Extracted records:
--- START ---
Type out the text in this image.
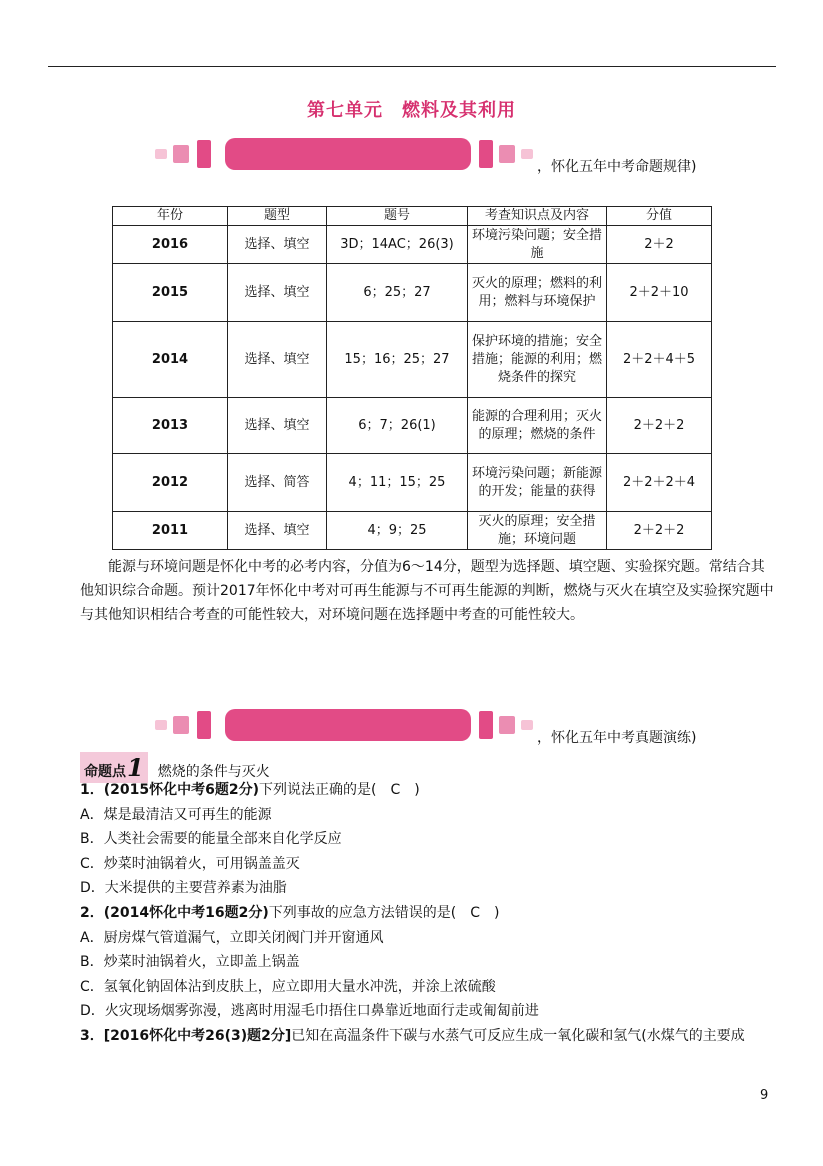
第七单元　燃料及其利用
，怀化五年中考命题规律)
年份	题型	题号	考查知识点及内容	分值
2016	选择、填空	3D；14AC；26(3)	环境污染问题；安全措施	2＋2
2015	选择、填空	6；25；27	灭火的原理；燃料的利用；燃料与环境保护	2＋2＋10
2014	选择、填空	15；16；25；27	保护环境的措施；安全措施；能源的利用；燃烧条件的探究	2＋2＋4＋5
2013	选择、填空	6；7；26(1)	能源的合理利用；灭火的原理；燃烧的条件	2＋2＋2
2012	选择、简答	4；11；15；25	环境污染问题；新能源的开发；能量的获得	2＋2＋2＋4
2011	选择、填空	4；9；25	灭火的原理；安全措施；环境问题	2＋2＋2
能源与环境问题是怀化中考的必考内容，分值为6～14分，题型为选择题、填空题、实验探究题。常结合其他知识综合命题。预计2017年怀化中考对可再生能源与不可再生能源的判断，燃烧与灭火在填空及实验探究题中与其他知识相结合考查的可能性较大，对环境问题在选择题中考查的可能性较大。
，怀化五年中考真题演练)
命题点1 燃烧的条件与灭火
1．(2015怀化中考6题2分)下列说法正确的是(　C　)
A．煤是最清洁又可再生的能源
B．人类社会需要的能量全部来自化学反应
C．炒菜时油锅着火，可用锅盖盖灭
D．大米提供的主要营养素为油脂
2．(2014怀化中考16题2分)下列事故的应急方法错误的是(　C　)
A．厨房煤气管道漏气，立即关闭阀门并开窗通风
B．炒菜时油锅着火，立即盖上锅盖
C．氢氧化钠固体沾到皮肤上，应立即用大量水冲洗，并涂上浓硫酸
D．火灾现场烟雾弥漫，逃离时用湿毛巾捂住口鼻靠近地面行走或匍匐前进
3．[2016怀化中考26(3)题2分]已知在高温条件下碳与水蒸气可反应生成一氧化碳和氢气(水煤气的主要成
9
--- END ---
» Problem: Your task is to set down the records shown above exactly, minus any pictures.

» Exercise result:
Type out the text in this image.
第七单元　燃料及其利用
，怀化五年中考命题规律)
年份	题型	题号	考查知识点及内容	分值
2016	选择、填空	3D；14AC；26(3)	环境污染问题；安全措施	2＋2
2015	选择、填空	6；25；27	灭火的原理；燃料的利用；燃料与环境保护	2＋2＋10
2014	选择、填空	15；16；25；27	保护环境的措施；安全措施；能源的利用；燃烧条件的探究	2＋2＋4＋5
2013	选择、填空	6；7；26(1)	能源的合理利用；灭火的原理；燃烧的条件	2＋2＋2
2012	选择、简答	4；11；15；25	环境污染问题；新能源的开发；能量的获得	2＋2＋2＋4
2011	选择、填空	4；9；25	灭火的原理；安全措施；环境问题	2＋2＋2
能源与环境问题是怀化中考的必考内容，分值为6～14分，题型为选择题、填空题、实验探究题。常结合其他知识综合命题。预计2017年怀化中考对可再生能源与不可再生能源的判断，燃烧与灭火在填空及实验探究题中与其他知识相结合考查的可能性较大，对环境问题在选择题中考查的可能性较大。
，怀化五年中考真题演练)
命题点1 燃烧的条件与灭火
1．(2015怀化中考6题2分)下列说法正确的是(　C　)
A．煤是最清洁又可再生的能源
B．人类社会需要的能量全部来自化学反应
C．炒菜时油锅着火，可用锅盖盖灭
D．大米提供的主要营养素为油脂
2．(2014怀化中考16题2分)下列事故的应急方法错误的是(　C　)
A．厨房煤气管道漏气，立即关闭阀门并开窗通风
B．炒菜时油锅着火，立即盖上锅盖
C．氢氧化钠固体沾到皮肤上，应立即用大量水冲洗，并涂上浓硫酸
D．火灾现场烟雾弥漫，逃离时用湿毛巾捂住口鼻靠近地面行走或匍匐前进
3．[2016怀化中考26(3)题2分]已知在高温条件下碳与水蒸气可反应生成一氧化碳和氢气(水煤气的主要成
9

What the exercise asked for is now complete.